:: Direction ::
Look through the data for the string "Google". Copy every line where it is found.

:: Stored records ::
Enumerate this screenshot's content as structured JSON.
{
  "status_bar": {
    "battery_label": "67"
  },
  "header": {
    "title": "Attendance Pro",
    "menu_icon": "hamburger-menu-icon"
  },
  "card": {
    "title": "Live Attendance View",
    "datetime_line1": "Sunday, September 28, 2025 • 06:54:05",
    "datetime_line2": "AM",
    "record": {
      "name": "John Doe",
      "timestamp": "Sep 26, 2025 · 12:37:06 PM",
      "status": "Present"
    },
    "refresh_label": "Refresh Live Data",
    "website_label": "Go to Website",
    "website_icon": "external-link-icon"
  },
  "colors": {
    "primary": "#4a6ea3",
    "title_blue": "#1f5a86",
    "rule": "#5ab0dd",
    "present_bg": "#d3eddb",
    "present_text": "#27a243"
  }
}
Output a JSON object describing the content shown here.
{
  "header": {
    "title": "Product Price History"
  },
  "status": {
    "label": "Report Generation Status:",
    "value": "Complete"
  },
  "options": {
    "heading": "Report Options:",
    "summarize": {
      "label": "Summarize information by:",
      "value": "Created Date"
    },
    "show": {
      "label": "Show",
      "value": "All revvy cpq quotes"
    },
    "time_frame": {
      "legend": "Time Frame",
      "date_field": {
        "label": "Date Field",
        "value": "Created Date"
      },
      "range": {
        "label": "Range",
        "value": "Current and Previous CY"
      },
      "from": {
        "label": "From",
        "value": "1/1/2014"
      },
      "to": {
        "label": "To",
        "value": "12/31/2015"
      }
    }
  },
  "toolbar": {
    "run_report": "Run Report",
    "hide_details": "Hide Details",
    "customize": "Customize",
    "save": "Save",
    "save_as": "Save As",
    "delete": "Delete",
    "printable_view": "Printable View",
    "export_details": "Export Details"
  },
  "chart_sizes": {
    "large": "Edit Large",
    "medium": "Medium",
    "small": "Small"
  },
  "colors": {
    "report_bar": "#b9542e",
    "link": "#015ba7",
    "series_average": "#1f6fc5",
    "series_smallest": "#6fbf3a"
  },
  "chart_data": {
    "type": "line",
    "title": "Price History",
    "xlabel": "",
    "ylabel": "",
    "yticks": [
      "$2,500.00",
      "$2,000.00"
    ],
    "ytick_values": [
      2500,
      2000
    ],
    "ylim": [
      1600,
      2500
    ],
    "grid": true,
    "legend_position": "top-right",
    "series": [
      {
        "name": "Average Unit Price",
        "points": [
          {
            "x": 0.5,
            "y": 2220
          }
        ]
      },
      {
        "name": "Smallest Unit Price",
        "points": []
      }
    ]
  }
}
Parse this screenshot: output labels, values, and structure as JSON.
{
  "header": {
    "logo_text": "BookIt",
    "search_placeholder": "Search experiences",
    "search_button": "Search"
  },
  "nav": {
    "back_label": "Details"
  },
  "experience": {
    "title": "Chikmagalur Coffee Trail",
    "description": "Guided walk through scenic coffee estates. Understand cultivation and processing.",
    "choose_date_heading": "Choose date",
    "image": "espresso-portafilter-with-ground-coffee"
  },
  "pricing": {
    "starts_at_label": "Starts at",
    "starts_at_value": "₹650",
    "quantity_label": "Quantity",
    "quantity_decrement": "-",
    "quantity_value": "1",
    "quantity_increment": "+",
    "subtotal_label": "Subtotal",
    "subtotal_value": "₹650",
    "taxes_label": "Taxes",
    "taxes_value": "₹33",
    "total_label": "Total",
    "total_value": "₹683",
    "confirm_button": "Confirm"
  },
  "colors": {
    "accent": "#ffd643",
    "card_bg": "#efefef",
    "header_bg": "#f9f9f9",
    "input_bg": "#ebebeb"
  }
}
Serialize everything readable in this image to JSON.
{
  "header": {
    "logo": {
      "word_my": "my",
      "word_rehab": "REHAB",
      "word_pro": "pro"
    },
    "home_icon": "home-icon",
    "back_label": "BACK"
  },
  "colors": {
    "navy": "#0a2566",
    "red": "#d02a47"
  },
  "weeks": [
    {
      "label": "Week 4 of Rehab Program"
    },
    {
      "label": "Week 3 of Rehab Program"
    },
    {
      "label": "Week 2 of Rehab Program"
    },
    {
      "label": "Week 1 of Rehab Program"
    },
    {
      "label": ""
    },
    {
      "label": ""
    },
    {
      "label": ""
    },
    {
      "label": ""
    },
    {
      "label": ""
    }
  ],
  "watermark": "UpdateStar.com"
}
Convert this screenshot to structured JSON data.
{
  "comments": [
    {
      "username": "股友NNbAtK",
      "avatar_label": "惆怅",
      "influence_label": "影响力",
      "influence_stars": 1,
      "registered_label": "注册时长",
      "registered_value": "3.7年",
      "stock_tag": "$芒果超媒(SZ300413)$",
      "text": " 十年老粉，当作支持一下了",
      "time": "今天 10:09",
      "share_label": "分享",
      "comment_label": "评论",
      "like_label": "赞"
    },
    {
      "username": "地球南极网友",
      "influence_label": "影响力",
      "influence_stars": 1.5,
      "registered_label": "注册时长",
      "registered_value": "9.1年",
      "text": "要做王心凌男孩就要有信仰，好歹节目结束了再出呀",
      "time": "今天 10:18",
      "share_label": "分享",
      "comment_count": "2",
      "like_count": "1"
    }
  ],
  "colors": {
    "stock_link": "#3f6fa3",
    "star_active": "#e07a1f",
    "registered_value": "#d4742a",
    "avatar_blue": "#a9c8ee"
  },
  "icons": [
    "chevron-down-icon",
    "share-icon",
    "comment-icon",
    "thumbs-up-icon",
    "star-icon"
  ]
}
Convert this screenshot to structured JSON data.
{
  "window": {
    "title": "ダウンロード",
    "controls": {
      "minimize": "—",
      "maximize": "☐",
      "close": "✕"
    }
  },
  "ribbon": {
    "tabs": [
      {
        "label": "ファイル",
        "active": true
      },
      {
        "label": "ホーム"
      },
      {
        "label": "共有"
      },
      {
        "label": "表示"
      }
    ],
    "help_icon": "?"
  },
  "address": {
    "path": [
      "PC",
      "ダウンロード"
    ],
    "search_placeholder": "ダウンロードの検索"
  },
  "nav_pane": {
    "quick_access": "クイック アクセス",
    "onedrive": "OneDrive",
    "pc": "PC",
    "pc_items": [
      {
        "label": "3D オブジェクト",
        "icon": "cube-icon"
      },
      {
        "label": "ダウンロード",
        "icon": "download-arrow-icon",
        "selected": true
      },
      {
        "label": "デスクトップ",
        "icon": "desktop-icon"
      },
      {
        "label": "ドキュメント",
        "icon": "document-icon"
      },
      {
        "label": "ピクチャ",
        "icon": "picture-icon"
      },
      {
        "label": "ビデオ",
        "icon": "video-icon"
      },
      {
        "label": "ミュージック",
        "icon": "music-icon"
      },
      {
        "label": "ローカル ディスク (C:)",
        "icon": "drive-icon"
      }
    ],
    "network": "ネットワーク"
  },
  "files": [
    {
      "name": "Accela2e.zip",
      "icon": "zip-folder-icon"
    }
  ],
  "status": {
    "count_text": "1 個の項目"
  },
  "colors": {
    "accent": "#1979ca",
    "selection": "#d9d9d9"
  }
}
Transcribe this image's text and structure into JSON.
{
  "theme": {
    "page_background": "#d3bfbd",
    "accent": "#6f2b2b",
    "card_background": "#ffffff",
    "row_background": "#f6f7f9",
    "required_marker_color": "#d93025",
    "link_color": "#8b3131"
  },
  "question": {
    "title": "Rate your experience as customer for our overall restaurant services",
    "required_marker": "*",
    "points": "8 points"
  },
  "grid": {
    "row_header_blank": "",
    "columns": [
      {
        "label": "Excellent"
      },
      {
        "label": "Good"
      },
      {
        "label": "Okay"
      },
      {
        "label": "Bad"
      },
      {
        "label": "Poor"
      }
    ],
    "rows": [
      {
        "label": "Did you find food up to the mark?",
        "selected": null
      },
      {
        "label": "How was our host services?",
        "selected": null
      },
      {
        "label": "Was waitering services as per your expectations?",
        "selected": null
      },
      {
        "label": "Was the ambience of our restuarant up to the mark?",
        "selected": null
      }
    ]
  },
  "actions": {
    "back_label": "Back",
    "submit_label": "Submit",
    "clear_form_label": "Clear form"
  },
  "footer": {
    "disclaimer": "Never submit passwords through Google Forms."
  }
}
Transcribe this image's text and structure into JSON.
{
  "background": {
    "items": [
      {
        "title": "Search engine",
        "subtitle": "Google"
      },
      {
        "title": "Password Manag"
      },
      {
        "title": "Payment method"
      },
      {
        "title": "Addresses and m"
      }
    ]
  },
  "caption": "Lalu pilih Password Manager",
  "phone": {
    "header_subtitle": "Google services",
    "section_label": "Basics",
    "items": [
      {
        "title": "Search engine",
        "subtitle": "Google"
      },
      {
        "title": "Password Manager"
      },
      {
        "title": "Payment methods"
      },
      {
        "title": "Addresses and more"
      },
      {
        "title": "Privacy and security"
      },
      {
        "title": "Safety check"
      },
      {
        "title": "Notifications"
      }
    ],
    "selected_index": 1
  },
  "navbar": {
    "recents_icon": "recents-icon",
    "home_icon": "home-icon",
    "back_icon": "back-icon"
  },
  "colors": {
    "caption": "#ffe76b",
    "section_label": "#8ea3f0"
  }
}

:: Complete response ::
    "disclaimer": "Never submit passwords through Google Forms."
        "subtitle": "Google"
    "header_subtitle": "Google services",
        "subtitle": "Google"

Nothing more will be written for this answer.